TASK INSTRUCTIONS -
Carry on the talk about getting outside your comfort zone, starting right after its last sentence.

STUDY TEXT -
● ● ● ●

Tell me what to eat. Tell me what not to eat. Tell me how to move. Tell me how to lose my gut. I just want to lose the belly fat. I don't care about anything else. I just want to lose the belly fat. They want the easy they want the thing that's inside their comfort zone. So they teach us. And when we go to coaching for our business, and they say, tell them that you can do X-Y-Z without them having to do this other thing. So you can tell them lose £20 without exercise or diet. And because people want to stay in their comfort zone, they don't want to exercise. They don't want to change the way they're eating. That sounds very appealing to a victim mindset person, to a fixed mindset person. So if I'm talking to you and you're feeling that way, are you willing to get outside your comfort zone? Because that's where the magic happens. The good things in your life do not happen in your comfort zone. Change does not happen in your comfort zone. You've got to be willing to push outside the comfort zone if you want to grow.

● ● ● ●

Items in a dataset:
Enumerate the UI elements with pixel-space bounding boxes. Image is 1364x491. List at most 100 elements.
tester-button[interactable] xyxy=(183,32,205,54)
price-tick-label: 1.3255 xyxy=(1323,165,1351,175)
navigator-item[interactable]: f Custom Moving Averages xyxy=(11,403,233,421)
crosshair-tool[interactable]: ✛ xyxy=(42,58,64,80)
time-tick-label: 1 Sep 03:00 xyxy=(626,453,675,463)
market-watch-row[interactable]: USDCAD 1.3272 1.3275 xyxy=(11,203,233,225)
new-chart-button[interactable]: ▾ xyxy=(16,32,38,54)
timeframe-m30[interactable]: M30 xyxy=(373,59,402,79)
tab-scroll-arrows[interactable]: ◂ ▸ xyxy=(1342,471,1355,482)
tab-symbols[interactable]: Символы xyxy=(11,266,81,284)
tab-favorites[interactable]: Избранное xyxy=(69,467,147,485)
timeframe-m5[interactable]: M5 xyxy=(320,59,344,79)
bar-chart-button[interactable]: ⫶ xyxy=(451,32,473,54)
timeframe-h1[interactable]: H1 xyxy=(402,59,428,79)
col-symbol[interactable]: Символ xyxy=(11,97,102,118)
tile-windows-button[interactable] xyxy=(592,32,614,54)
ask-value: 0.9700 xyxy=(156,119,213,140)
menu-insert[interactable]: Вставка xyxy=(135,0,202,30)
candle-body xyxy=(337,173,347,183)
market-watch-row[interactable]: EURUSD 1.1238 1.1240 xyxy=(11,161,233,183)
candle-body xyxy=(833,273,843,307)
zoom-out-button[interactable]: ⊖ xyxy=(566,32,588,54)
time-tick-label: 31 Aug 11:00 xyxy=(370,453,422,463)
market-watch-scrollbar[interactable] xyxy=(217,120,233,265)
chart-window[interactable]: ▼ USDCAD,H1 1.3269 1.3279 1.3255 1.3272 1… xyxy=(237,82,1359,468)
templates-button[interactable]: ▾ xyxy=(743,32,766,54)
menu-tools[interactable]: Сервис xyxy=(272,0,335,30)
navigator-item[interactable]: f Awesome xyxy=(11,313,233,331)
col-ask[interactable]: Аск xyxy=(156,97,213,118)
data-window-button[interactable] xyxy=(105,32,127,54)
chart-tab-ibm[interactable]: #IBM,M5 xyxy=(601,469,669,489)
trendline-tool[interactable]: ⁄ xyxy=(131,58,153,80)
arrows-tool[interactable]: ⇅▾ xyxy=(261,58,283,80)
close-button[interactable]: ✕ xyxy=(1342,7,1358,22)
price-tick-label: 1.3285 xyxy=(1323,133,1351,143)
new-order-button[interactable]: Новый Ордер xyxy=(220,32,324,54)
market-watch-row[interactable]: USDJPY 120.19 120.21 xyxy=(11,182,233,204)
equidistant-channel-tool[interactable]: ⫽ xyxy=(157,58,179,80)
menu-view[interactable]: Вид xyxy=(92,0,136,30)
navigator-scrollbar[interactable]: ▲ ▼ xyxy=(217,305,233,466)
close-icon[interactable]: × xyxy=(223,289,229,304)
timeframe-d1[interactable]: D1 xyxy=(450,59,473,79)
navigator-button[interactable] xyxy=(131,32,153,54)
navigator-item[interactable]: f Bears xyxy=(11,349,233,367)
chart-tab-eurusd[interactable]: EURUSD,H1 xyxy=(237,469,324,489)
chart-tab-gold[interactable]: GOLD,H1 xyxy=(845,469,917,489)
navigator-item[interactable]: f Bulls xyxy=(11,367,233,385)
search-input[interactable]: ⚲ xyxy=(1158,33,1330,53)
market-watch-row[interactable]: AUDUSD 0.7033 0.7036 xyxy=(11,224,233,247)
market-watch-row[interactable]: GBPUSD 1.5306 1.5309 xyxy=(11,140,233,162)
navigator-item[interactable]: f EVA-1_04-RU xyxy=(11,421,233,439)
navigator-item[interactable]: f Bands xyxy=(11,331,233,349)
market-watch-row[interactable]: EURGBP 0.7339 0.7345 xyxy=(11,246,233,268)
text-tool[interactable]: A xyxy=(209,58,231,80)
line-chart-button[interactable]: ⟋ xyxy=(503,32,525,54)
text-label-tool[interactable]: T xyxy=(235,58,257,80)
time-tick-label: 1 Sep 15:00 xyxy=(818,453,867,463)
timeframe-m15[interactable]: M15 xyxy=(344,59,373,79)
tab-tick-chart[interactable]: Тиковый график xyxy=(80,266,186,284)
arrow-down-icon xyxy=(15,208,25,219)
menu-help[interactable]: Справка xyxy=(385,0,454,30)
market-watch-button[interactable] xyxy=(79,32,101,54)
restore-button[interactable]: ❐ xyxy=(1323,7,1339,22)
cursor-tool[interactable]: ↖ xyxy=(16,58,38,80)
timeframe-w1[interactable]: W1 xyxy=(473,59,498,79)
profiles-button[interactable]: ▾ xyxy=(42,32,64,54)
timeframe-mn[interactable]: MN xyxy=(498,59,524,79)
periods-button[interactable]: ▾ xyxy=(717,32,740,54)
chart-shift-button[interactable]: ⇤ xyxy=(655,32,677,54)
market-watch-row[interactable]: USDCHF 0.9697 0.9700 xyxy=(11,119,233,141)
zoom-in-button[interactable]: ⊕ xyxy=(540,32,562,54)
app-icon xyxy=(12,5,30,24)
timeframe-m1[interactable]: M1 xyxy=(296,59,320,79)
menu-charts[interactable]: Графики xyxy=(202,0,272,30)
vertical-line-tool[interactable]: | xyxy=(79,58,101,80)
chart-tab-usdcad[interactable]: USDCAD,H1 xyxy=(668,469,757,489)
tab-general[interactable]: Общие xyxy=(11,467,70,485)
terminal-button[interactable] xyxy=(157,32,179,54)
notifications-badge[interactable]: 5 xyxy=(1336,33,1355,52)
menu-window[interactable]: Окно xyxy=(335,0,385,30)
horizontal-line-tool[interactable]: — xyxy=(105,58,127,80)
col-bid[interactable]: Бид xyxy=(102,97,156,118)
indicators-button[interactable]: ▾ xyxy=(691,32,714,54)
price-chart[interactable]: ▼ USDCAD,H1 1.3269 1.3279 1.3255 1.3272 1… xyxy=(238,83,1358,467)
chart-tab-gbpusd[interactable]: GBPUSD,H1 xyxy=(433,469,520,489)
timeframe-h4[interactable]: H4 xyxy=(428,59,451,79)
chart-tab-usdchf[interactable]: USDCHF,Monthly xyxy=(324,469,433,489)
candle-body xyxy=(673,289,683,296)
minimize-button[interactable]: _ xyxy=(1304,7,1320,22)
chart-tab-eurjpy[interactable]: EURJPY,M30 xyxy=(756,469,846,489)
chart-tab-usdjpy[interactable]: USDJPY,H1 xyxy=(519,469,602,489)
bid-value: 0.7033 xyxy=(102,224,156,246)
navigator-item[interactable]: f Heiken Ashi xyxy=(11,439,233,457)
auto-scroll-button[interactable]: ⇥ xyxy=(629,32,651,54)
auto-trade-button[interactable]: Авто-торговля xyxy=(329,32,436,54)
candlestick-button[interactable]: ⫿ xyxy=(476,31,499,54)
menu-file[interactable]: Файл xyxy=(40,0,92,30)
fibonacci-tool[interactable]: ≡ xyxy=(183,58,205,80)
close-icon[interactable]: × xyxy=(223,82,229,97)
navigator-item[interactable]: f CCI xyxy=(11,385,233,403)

● ● ● ●

YOUR RESPONSE -
So again, the third question, are you willing to push outside your comfort zone? So those are three really important questions that you should be asking yourself over and over again to make sure that you're keeping a growth mindset, that you're not falling into that victimhood virtue thing, okay? So this can be very scary. Don't get me wrong. I know change is hard, okay? It's easier for you to stay in your comfort zone. That's where most people are today. Most people are very comfortable foods everywhere. Good. I'm never hungry. I'll never be hungry. I'll never try to be hungry. I'll never let myself get to a point where I'm hungry because food is readily available. But getting outside your comfort zone, saying, maybe I'm going to let myself get a little hungry from time to time. How about that? I'm going to feel what this feels like. I'm going to get out of it because I'm not starving. The words we say, I'm starving, but you're not starving. Starving takes days. Starving takes weeks. And so if you're a little hungry, you're not starving. And so, so many people are in that comfort zone that that's where we want to be.
The safety was safety with numbers, okay? And that's not where you need to be. You cannot be in your comfort zone and be successful. The other thing that makes change hard is it's so easy to compare yourself with others. I mean, look, 67% of Americans are overweight. Okay? What does that mean? Well, that means if you're overweight, you're in the majority. You're winning that vote. 40% of Americans are approaching obesity. So when you start looking at this, the vast majority of people out there are overweight and obese. And so you just look at that, well, I'm not as heavy as that person is, and, oh, look, I'm at the grocery store, and I'm actually maybe not the weakest person here. Maybe I'm not the fattest person here. And we justify where we are. So that's, again, that's a push against change, because staying where we are means we're just like everybody else, okay? And then change is really, really hard if you just decide that you want to change. And the reason is decision is really not a strong enough way to approach this. See, if you have a growth mindset, you're going to commit to this.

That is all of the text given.